START Data records

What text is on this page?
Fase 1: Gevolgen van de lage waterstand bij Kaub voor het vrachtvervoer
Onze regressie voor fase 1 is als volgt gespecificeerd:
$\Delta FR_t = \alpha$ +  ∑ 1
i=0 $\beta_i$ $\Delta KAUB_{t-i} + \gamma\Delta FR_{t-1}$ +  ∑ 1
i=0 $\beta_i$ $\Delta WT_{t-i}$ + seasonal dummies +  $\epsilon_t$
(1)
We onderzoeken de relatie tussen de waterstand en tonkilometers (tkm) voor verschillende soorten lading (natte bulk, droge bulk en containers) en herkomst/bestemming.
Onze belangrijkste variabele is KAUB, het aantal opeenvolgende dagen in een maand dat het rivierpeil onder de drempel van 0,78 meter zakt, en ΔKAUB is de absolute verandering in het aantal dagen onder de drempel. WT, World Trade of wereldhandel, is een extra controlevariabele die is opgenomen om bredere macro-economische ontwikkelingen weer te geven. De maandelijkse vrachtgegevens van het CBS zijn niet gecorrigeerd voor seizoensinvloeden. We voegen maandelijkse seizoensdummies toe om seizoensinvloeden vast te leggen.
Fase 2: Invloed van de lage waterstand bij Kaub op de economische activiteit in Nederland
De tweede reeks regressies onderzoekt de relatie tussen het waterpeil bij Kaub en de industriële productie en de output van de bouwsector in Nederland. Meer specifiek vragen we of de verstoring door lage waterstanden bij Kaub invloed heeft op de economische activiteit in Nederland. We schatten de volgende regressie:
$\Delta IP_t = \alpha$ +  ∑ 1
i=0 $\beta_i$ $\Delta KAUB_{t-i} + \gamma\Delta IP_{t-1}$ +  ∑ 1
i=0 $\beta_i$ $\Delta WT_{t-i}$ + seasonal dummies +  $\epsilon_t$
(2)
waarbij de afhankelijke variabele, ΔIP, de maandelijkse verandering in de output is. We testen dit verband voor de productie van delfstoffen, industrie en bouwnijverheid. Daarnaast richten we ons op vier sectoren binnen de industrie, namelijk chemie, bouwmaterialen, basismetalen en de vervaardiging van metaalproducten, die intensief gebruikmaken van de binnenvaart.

END Data records

=== Work to be completed ===
Return, from the data, each line where the string "variabele" occurs.

=== Result of the task ===
Onze belangrijkste variabele is KAUB, het aantal opeenvolgende dagen in een maand dat het rivierpeil onder de drempel van 0,78 meter zakt, en ΔKAUB is de absolute verandering in het aantal dagen onder de drempel. WT, World Trade of wereldhandel, is een extra controlevariabele die is opgenomen om bredere macro-economische ontwikkelingen weer te geven. De maandelijkse vrachtgegevens van het CBS zijn niet gecorrigeerd voor seizoensinvloeden. We voegen maandelijkse seizoensdummies toe om seizoensinvloeden vast te leggen.
waarbij de afhankelijke variabele, ΔIP, de maandelijkse verandering in de output is. We testen dit verband voor de productie van delfstoffen, industrie en bouwnijverheid. Daarnaast richten we ons op vier sectoren binnen de industrie, namelijk chemie, bouwmaterialen, basismetalen en de vervaardiging van metaalproducten, die intensief gebruikmaken van de binnenvaart.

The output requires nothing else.